─── RECORDS FOR THIS TASK ───

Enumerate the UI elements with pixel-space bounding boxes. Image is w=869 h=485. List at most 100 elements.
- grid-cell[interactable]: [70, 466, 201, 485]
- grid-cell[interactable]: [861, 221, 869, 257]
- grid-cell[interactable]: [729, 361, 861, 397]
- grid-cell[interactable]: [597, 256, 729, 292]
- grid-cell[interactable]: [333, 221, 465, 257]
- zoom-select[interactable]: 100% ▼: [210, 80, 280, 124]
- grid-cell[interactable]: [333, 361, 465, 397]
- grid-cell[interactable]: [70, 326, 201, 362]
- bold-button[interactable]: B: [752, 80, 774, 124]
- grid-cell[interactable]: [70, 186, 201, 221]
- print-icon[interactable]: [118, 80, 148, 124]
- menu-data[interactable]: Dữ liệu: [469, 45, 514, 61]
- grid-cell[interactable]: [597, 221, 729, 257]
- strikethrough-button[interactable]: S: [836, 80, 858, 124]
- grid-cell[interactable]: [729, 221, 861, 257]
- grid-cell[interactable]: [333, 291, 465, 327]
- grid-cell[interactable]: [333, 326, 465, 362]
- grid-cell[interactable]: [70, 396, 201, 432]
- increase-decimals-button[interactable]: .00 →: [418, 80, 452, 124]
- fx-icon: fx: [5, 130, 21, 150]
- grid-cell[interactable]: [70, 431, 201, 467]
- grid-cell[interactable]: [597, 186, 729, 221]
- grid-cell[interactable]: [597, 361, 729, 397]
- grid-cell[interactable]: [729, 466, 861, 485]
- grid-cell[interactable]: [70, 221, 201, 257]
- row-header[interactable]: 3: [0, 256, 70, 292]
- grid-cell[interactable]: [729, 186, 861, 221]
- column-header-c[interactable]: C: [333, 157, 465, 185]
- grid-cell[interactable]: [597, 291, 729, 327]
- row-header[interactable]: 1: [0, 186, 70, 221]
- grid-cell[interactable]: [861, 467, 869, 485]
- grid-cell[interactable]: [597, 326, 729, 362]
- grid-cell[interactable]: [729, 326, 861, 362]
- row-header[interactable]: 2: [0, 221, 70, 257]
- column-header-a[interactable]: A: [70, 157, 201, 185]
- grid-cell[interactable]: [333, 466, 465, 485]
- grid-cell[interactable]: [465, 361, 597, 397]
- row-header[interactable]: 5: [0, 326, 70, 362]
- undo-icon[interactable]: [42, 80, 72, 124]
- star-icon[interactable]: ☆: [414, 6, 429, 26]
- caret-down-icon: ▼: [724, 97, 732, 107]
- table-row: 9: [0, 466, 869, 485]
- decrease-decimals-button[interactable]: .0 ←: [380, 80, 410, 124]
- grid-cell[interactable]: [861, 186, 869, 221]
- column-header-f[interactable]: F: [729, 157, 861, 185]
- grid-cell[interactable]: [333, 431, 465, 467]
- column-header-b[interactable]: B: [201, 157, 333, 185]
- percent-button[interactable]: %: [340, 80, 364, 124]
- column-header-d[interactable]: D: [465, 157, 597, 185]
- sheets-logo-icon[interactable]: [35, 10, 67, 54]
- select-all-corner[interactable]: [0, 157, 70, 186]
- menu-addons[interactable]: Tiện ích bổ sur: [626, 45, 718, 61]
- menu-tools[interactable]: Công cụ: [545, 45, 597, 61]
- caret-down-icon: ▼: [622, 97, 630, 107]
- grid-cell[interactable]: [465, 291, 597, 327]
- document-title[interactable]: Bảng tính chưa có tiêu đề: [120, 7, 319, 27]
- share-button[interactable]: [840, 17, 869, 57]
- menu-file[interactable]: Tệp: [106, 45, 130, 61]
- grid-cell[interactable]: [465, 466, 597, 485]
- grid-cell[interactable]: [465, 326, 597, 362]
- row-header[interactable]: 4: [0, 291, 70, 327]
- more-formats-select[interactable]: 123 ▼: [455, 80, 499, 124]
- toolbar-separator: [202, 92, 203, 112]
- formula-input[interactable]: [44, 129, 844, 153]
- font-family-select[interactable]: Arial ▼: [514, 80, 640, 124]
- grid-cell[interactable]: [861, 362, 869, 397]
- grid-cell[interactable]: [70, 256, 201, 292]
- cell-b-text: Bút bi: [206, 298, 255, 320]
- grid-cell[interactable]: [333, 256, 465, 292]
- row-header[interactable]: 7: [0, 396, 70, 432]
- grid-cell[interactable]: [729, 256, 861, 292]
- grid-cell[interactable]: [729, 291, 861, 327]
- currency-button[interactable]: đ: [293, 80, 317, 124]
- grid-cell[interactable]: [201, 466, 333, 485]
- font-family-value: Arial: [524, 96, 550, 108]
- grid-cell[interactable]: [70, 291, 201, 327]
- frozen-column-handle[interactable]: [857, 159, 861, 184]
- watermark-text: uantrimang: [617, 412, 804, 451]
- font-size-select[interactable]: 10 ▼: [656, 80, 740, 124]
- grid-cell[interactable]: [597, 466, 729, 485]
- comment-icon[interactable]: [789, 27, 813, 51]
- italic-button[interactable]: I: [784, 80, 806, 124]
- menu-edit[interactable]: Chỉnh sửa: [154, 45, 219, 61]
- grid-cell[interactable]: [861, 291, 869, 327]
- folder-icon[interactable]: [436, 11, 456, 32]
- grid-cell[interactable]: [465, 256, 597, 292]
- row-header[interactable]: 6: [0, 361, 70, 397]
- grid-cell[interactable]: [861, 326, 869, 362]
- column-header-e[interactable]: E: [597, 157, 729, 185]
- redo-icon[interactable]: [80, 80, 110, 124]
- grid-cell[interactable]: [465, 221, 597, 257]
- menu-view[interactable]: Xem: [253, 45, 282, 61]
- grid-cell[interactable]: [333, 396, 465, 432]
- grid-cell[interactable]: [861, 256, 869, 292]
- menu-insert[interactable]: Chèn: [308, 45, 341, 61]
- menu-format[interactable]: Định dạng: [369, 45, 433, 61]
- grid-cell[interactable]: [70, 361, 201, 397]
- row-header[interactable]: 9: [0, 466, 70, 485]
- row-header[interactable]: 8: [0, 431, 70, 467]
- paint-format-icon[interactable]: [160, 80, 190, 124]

───

▶ [REQUIREMENT]:
Can you quote all of the rows above verbatim, keeping every line unchanged?

▶ [WORKED SOLUTION]:
Enumerate the UI elements with pixel-space bounding boxes. Image is w=869 h=485. List at most 100 elements.
- grid-cell[interactable]: [70, 466, 201, 485]
- grid-cell[interactable]: [861, 221, 869, 257]
- grid-cell[interactable]: [729, 361, 861, 397]
- grid-cell[interactable]: [597, 256, 729, 292]
- grid-cell[interactable]: [333, 221, 465, 257]
- zoom-select[interactable]: 100% ▼: [210, 80, 280, 124]
- grid-cell[interactable]: [333, 361, 465, 397]
- grid-cell[interactable]: [70, 326, 201, 362]
- bold-button[interactable]: B: [752, 80, 774, 124]
- grid-cell[interactable]: [70, 186, 201, 221]
- print-icon[interactable]: [118, 80, 148, 124]
- menu-data[interactable]: Dữ liệu: [469, 45, 514, 61]
- grid-cell[interactable]: [597, 221, 729, 257]
- strikethrough-button[interactable]: S: [836, 80, 858, 124]
- grid-cell[interactable]: [729, 221, 861, 257]
- grid-cell[interactable]: [333, 291, 465, 327]
- grid-cell[interactable]: [333, 326, 465, 362]
- grid-cell[interactable]: [70, 396, 201, 432]
- increase-decimals-button[interactable]: .00 →: [418, 80, 452, 124]
- fx-icon: fx: [5, 130, 21, 150]
- grid-cell[interactable]: [70, 431, 201, 467]
- grid-cell[interactable]: [597, 186, 729, 221]
- grid-cell[interactable]: [597, 361, 729, 397]
- grid-cell[interactable]: [729, 466, 861, 485]
- grid-cell[interactable]: [70, 221, 201, 257]
- row-header[interactable]: 3: [0, 256, 70, 292]
- grid-cell[interactable]: [729, 186, 861, 221]
- column-header-c[interactable]: C: [333, 157, 465, 185]
- grid-cell[interactable]: [597, 291, 729, 327]
- row-header[interactable]: 1: [0, 186, 70, 221]
- grid-cell[interactable]: [861, 467, 869, 485]
- grid-cell[interactable]: [597, 326, 729, 362]
- grid-cell[interactable]: [729, 326, 861, 362]
- row-header[interactable]: 2: [0, 221, 70, 257]
- column-header-a[interactable]: A: [70, 157, 201, 185]
- grid-cell[interactable]: [333, 466, 465, 485]
- grid-cell[interactable]: [465, 361, 597, 397]
- row-header[interactable]: 5: [0, 326, 70, 362]
- undo-icon[interactable]: [42, 80, 72, 124]
- star-icon[interactable]: ☆: [414, 6, 429, 26]
- caret-down-icon: ▼: [724, 97, 732, 107]
- table-row: 9: [0, 466, 869, 485]
- decrease-decimals-button[interactable]: .0 ←: [380, 80, 410, 124]
- grid-cell[interactable]: [861, 186, 869, 221]
- column-header-f[interactable]: F: [729, 157, 861, 185]
- grid-cell[interactable]: [333, 431, 465, 467]
- column-header-b[interactable]: B: [201, 157, 333, 185]
- percent-button[interactable]: %: [340, 80, 364, 124]
- column-header-d[interactable]: D: [465, 157, 597, 185]
- sheets-logo-icon[interactable]: [35, 10, 67, 54]
- select-all-corner[interactable]: [0, 157, 70, 186]
- menu-addons[interactable]: Tiện ích bổ sur: [626, 45, 718, 61]
- menu-tools[interactable]: Công cụ: [545, 45, 597, 61]
- caret-down-icon: ▼: [622, 97, 630, 107]
- grid-cell[interactable]: [465, 291, 597, 327]
- document-title[interactable]: Bảng tính chưa có tiêu đề: [120, 7, 319, 27]
- share-button[interactable]: [840, 17, 869, 57]
- menu-file[interactable]: Tệp: [106, 45, 130, 61]
- grid-cell[interactable]: [465, 466, 597, 485]
- grid-cell[interactable]: [465, 326, 597, 362]
- row-header[interactable]: 4: [0, 291, 70, 327]
- more-formats-select[interactable]: 123 ▼: [455, 80, 499, 124]
- toolbar-separator: [202, 92, 203, 112]
- formula-input[interactable]: [44, 129, 844, 153]
- font-family-select[interactable]: Arial ▼: [514, 80, 640, 124]
- grid-cell[interactable]: [861, 362, 869, 397]
- grid-cell[interactable]: [70, 256, 201, 292]
- cell-b-text: Bút bi: [206, 298, 255, 320]
- grid-cell[interactable]: [333, 256, 465, 292]
- row-header[interactable]: 7: [0, 396, 70, 432]
- grid-cell[interactable]: [729, 256, 861, 292]
- grid-cell[interactable]: [729, 291, 861, 327]
- currency-button[interactable]: đ: [293, 80, 317, 124]
- grid-cell[interactable]: [201, 466, 333, 485]
- font-family-value: Arial: [524, 96, 550, 108]
- grid-cell[interactable]: [70, 291, 201, 327]
- frozen-column-handle[interactable]: [857, 159, 861, 184]
- watermark-text: uantrimang: [617, 412, 804, 451]
- font-size-select[interactable]: 10 ▼: [656, 80, 740, 124]
- grid-cell[interactable]: [597, 466, 729, 485]
- comment-icon[interactable]: [789, 27, 813, 51]
- italic-button[interactable]: I: [784, 80, 806, 124]
- menu-edit[interactable]: Chỉnh sửa: [154, 45, 219, 61]
- grid-cell[interactable]: [861, 291, 869, 327]
- folder-icon[interactable]: [436, 11, 456, 32]
- grid-cell[interactable]: [465, 256, 597, 292]
- row-header[interactable]: 6: [0, 361, 70, 397]
- grid-cell[interactable]: [861, 326, 869, 362]
- column-header-e[interactable]: E: [597, 157, 729, 185]
- redo-icon[interactable]: [80, 80, 110, 124]
- grid-cell[interactable]: [465, 221, 597, 257]
- menu-view[interactable]: Xem: [253, 45, 282, 61]
- grid-cell[interactable]: [333, 396, 465, 432]
- grid-cell[interactable]: [861, 256, 869, 292]
- menu-insert[interactable]: Chèn: [308, 45, 341, 61]
- menu-format[interactable]: Định dạng: [369, 45, 433, 61]
- grid-cell[interactable]: [70, 361, 201, 397]
- row-header[interactable]: 9: [0, 466, 70, 485]
- row-header[interactable]: 8: [0, 431, 70, 467]
- paint-format-icon[interactable]: [160, 80, 190, 124]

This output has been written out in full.